→ **Texto**
....
'Não vamos abandonar nossa gente': as freiras sul-americanas que se recusam a deixar Gaza apesar dos bombardeios

'Não vamos abandonar nossa gente': as freiras sul-americanas que se recusam a deixar Gaza apesar dos bombardeios
As freiras peruanas María del Pilar e María del Perpetuo Socorro Llerena Vargas são missionárias na Igreja da Sagrada Família na cidade de Gaza, a única igreja católica naquele território palestino.
As freiras - que são gêmeas - são missionárias do Instituto do Verbo Encarnado (IVE) e, junto com freiras de outras congregações, elas tentam ajudar mais de 600 pessoas na igreja de Gaza, incluindo crianças deficientes, doentes e idosos em cadeiras de rodas.
Horas depois do ataque do Hamas a Israel em 7 de Outubro - que deixou mais de 1.400 mortos, segundo o governo israelense, e mais de 200 foram feitos reféns -, Israel lançou uma campanha de bombardeamentos sobre Gaza.
Isso deixou mais de 5 mil civis mortos, incluindo mais de 2 mil crianças, segundo o Ministério da Saúde de Gaza, dirigido pelo Hamas.
O chefe da seção consular da Embaixada do Peru no Egito, Giancarlo Pedraza Ruiz, confirmou à BBC que a embaixada do Peru "realizou esforços para evacuar os peruanos e seus parentes estrangeiros de Gaza para o Egito".
....
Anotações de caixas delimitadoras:
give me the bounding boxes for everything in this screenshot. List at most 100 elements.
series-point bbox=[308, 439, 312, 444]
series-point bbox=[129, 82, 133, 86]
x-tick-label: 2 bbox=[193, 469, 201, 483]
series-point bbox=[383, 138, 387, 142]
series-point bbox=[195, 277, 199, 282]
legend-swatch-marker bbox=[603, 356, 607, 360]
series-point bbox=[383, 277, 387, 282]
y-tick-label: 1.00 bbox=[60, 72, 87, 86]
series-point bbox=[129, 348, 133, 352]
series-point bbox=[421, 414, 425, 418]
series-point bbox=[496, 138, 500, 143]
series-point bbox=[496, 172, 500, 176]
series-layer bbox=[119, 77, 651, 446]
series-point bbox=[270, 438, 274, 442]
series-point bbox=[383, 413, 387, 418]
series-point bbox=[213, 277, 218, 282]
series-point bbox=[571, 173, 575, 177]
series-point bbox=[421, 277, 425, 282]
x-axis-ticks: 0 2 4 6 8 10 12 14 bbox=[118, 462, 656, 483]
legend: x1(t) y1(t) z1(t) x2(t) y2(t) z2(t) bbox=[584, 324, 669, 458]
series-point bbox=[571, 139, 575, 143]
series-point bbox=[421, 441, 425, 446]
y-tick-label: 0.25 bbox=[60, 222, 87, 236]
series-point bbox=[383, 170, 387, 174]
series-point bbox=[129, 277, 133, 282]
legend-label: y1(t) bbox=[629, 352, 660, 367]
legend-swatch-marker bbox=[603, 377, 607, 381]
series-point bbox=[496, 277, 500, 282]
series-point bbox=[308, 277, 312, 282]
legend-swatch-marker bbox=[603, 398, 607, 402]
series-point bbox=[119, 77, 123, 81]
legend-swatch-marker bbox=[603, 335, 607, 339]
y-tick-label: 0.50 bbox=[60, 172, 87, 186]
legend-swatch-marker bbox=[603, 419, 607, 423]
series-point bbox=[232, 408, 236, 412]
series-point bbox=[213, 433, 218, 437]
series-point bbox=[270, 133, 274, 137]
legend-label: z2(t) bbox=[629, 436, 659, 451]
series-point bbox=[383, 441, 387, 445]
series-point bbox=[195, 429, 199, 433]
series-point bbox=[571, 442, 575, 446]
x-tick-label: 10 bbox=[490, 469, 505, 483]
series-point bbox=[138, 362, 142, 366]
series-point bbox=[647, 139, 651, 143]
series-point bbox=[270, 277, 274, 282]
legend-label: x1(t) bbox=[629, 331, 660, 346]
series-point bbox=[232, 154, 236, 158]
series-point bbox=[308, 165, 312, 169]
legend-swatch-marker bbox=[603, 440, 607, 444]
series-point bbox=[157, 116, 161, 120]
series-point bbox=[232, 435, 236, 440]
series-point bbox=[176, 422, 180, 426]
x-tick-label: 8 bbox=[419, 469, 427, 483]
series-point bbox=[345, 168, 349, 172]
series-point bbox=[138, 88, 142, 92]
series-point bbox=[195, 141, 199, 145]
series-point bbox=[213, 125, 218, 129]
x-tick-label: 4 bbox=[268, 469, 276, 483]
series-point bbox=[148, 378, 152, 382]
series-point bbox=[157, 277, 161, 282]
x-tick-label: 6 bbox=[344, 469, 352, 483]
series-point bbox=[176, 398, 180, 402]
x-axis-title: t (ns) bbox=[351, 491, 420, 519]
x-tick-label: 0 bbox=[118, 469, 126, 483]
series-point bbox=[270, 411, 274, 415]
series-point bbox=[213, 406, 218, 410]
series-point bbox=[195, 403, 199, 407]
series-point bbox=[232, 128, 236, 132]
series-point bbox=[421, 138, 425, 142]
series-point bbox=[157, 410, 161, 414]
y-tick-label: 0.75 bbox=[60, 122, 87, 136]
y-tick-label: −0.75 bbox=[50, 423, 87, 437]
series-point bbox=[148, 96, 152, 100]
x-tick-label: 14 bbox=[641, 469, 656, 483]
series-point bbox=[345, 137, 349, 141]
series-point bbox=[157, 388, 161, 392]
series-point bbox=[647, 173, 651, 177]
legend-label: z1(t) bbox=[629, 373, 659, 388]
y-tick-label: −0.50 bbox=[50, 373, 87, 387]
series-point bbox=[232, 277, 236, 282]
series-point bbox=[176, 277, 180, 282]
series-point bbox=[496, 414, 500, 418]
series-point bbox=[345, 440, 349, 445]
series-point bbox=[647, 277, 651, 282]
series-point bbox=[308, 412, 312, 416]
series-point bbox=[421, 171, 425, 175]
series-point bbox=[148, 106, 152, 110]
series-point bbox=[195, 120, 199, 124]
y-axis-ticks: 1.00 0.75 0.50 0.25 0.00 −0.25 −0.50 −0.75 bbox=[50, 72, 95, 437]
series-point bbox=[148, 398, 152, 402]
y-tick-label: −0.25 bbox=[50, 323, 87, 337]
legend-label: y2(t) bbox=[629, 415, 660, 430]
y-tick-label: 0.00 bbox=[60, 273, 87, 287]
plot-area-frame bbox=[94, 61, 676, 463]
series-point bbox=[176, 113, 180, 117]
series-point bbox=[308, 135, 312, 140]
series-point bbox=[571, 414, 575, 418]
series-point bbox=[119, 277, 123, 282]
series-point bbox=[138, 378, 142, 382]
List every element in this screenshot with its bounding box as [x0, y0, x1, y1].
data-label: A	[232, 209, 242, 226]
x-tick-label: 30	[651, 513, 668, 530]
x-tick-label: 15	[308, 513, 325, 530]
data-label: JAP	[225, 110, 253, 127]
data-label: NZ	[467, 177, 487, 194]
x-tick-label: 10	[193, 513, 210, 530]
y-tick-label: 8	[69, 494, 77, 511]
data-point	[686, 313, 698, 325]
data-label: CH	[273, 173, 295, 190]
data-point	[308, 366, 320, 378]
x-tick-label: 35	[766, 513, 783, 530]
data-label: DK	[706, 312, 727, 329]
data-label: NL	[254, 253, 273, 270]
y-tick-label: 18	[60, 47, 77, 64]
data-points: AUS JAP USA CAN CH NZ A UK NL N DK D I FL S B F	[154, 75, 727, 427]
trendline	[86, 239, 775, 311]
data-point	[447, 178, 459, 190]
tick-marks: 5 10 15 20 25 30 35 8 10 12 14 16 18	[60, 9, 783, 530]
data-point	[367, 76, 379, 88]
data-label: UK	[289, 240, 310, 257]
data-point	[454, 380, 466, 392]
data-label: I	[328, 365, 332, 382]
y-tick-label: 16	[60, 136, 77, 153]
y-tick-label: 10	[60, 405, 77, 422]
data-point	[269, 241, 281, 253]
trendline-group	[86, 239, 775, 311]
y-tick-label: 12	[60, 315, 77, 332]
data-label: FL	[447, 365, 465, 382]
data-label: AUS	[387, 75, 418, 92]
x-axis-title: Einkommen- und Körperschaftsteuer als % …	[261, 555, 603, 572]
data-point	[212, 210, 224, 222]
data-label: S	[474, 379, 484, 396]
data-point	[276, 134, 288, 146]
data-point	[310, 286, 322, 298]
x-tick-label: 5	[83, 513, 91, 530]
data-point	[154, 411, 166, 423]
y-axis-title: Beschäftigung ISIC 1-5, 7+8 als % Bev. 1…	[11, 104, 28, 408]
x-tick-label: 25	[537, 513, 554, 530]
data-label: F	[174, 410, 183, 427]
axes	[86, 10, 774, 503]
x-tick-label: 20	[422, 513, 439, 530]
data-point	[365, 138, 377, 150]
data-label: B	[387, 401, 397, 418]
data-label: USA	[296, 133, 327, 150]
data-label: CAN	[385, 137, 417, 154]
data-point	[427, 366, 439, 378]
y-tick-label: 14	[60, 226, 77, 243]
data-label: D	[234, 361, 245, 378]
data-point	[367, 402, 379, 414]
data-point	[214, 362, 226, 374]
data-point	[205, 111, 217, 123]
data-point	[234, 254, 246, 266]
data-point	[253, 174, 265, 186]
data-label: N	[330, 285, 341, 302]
....
→ **Tarefa exigida**
Cite na íntegra o texto sobre as freiras sul-americanas que se recusam a deixar Gaza. Baseie-se apenas no texto.

→ **Resposta ao exercício**
'Não vamos abandonar nossa gente': as freiras sul-americanas que se recusam a deixar Gaza apesar dos bombardeios

'Não vamos abandonar nossa gente': as freiras sul-americanas que se recusam a deixar Gaza apesar dos bombardeios
As freiras peruanas María del Pilar e María del Perpetuo Socorro Llerena Vargas são missionárias na Igreja da Sagrada Família na cidade de Gaza, a única igreja católica naquele território palestino.
As freiras - que são gêmeas - são missionárias do Instituto do Verbo Encarnado (IVE) e, junto com freiras de outras congregações, elas tentam ajudar mais de 600 pessoas na igreja de Gaza, incluindo crianças deficientes, doentes e idosos em cadeiras de rodas.
Horas depois do ataque do Hamas a Israel em 7 de Outubro - que deixou mais de 1.400 mortos, segundo o governo israelense, e mais de 200 foram feitos reféns -, Israel lançou uma campanha de bombardeamentos sobre Gaza.
Isso deixou mais de 5 mil civis mortos, incluindo mais de 2 mil crianças, segundo o Ministério da Saúde de Gaza, dirigido pelo Hamas.
O chefe da seção consular da Embaixada do Peru no Egito, Giancarlo Pedraza Ruiz, confirmou à BBC que a embaixada do Peru "realizou esforços para evacuar os peruanos e seus parentes estrangeiros de Gaza para o Egito".